>> Begin
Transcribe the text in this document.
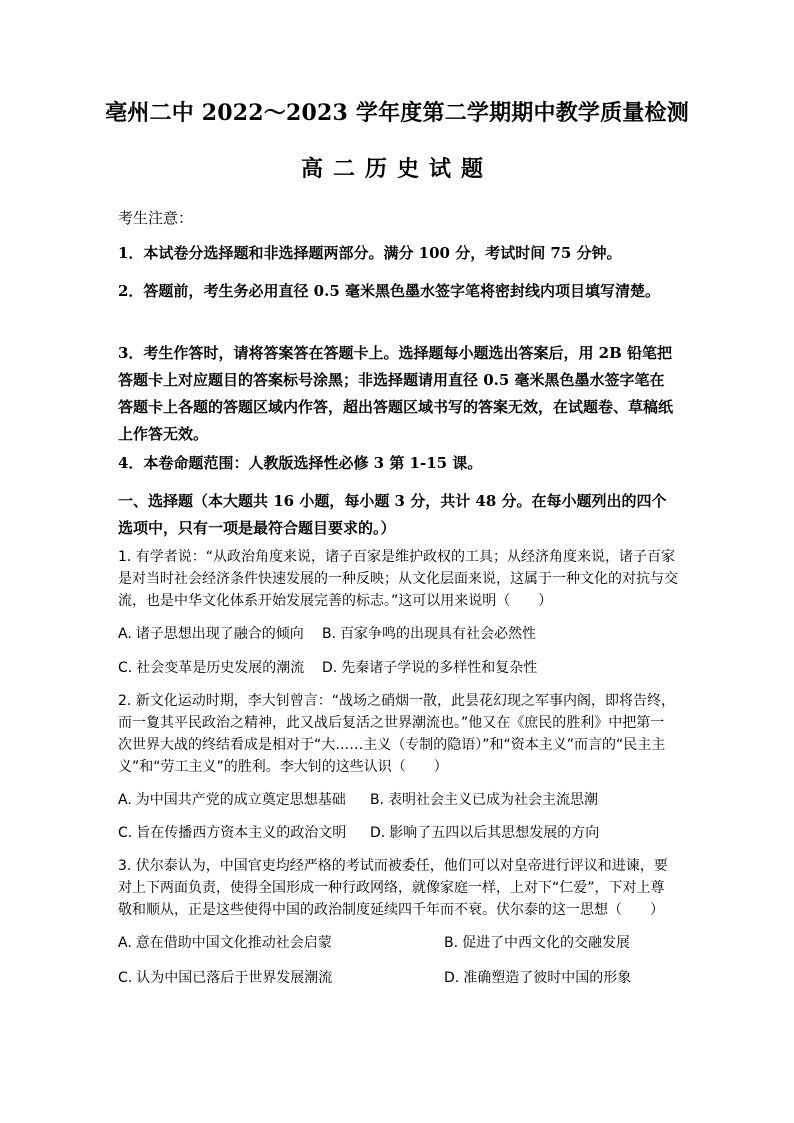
亳州二中 2022～2023 学年度第二学期期中教学质量检测
高二历史试题

考生注意：

1．本试卷分选择题和非选择题两部分。满分 100 分，考试时间 75 分钟。

2．答题前，考生务必用直径 0.5 毫米黑色墨水签字笔将密封线内项目填写清楚。

3．考生作答时，请将答案答在答题卡上。选择题每小题选出答案后，用 2B 铅笔把答题卡上对应题目的答案标号涂黑；非选择题请用直径 0.5 毫米黑色墨水签字笔在答题卡上各题的答题区域内作答，超出答题区域书写的答案无效，在试题卷、草稿纸上作答无效。

4．本卷命题范围：人教版选择性必修 3 第 1-15 课。

一、选择题（本大题共 16 小题，每小题 3 分，共计 48 分。在每小题列出的四个选项中，只有一项是最符合题目要求的。）

1. 有学者说：“从政治角度来说，诸子百家是维护政权的工具；从经济角度来说，诸子百家是对当时社会经济条件快速发展的一种反映；从文化层面来说，这属于一种文化的对抗与交流，也是中华文化体系开始发展完善的标志。”这可以用来说明（　　）

A. 诸子思想出现了融合的倾向 B. 百家争鸣的出现具有社会必然性
C. 社会变革是历史发展的潮流 D. 先秦诸子学说的多样性和复杂性

2. 新文化运动时期，李大钊曾言：“战场之硝烟一散，此昙花幻现之军事内阁，即将告终，而一夐其平民政治之精神，此又战后复活之世界潮流也。”他又在《庶民的胜利》中把第一次世界大战的终结看成是相对于“大……主义（专制的隐语）”和“资本主义”而言的“民主主义”和“劳工主义”的胜利。李大钊的这些认识（　　）

A. 为中国共产党的成立奠定思想基础 B. 表明社会主义已成为社会主流思潮
C. 旨在传播西方资本主义的政治文明 D. 影响了五四以后其思想发展的方向

3. 伏尔泰认为，中国官吏均经严格的考试而被委任，他们可以对皇帝进行评议和进谏，要对上下两面负责，使得全国形成一种行政网络，就像家庭一样，上对下“仁爱”，下对上尊敬和顺从，正是这些使得中国的政治制度延续四千年而不衰。伏尔泰的这一思想（　　）

A. 意在借助中国文化推动社会启蒙	B. 促进了中西文化的交融发展
C. 认为中国已落后于世界发展潮流	D. 准确塑造了彼时中国的形象
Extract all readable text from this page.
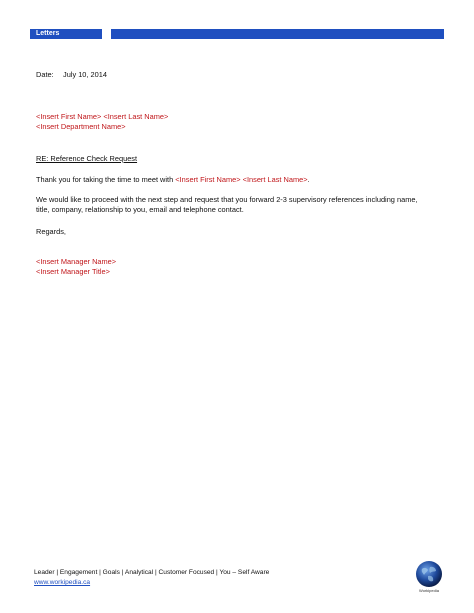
Letters
Date: July 10, 2014
<Insert First Name> <Insert Last Name>
<Insert Department Name>
RE: Reference Check Request
Thank you for taking the time to meet with <Insert First Name> <Insert Last Name>.
We would like to proceed with the next step and request that you forward 2-3 supervisory references including name,
title, company, relationship to you, email and telephone contact.
Regards,
<Insert Manager Name>
<Insert Manager Title>
Leader | Engagement | Goals | Analytical | Customer Focused | You – Self Aware
www.workipedia.ca
Workipedia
>> End
Goal → Leave images out of the retyped records; keep all else exact.

Response below →
Transcribe the text in this document.
亳州二中 2022～2023 学年度第二学期期中教学质量检测
高二历史试题

考生注意：

1．本试卷分选择题和非选择题两部分。满分 100 分，考试时间 75 分钟。

2．答题前，考生务必用直径 0.5 毫米黑色墨水签字笔将密封线内项目填写清楚。

3．考生作答时，请将答案答在答题卡上。选择题每小题选出答案后，用 2B 铅笔把答题卡上对应题目的答案标号涂黑；非选择题请用直径 0.5 毫米黑色墨水签字笔在答题卡上各题的答题区域内作答，超出答题区域书写的答案无效，在试题卷、草稿纸上作答无效。

4．本卷命题范围：人教版选择性必修 3 第 1-15 课。

一、选择题（本大题共 16 小题，每小题 3 分，共计 48 分。在每小题列出的四个选项中，只有一项是最符合题目要求的。）

1. 有学者说：“从政治角度来说，诸子百家是维护政权的工具；从经济角度来说，诸子百家是对当时社会经济条件快速发展的一种反映；从文化层面来说，这属于一种文化的对抗与交流，也是中华文化体系开始发展完善的标志。”这可以用来说明（　　）

A. 诸子思想出现了融合的倾向 B. 百家争鸣的出现具有社会必然性
C. 社会变革是历史发展的潮流 D. 先秦诸子学说的多样性和复杂性

2. 新文化运动时期，李大钊曾言：“战场之硝烟一散，此昙花幻现之军事内阁，即将告终，而一夐其平民政治之精神，此又战后复活之世界潮流也。”他又在《庶民的胜利》中把第一次世界大战的终结看成是相对于“大……主义（专制的隐语）”和“资本主义”而言的“民主主义”和“劳工主义”的胜利。李大钊的这些认识（　　）

A. 为中国共产党的成立奠定思想基础 B. 表明社会主义已成为社会主流思潮
C. 旨在传播西方资本主义的政治文明 D. 影响了五四以后其思想发展的方向

3. 伏尔泰认为，中国官吏均经严格的考试而被委任，他们可以对皇帝进行评议和进谏，要对上下两面负责，使得全国形成一种行政网络，就像家庭一样，上对下“仁爱”，下对上尊敬和顺从，正是这些使得中国的政治制度延续四千年而不衰。伏尔泰的这一思想（　　）

A. 意在借助中国文化推动社会启蒙	B. 促进了中西文化的交融发展
C. 认为中国已落后于世界发展潮流	D. 准确塑造了彼时中国的形象
Extract all readable text from this page.
Letters
Date: July 10, 2014
<Insert First Name> <Insert Last Name>
<Insert Department Name>
RE: Reference Check Request
Thank you for taking the time to meet with <Insert First Name> <Insert Last Name>.
We would like to proceed with the next step and request that you forward 2-3 supervisory references including name,
title, company, relationship to you, email and telephone contact.
Regards,
<Insert Manager Name>
<Insert Manager Title>
Leader | Engagement | Goals | Analytical | Customer Focused | You – Self Aware
www.workipedia.ca
Workipedia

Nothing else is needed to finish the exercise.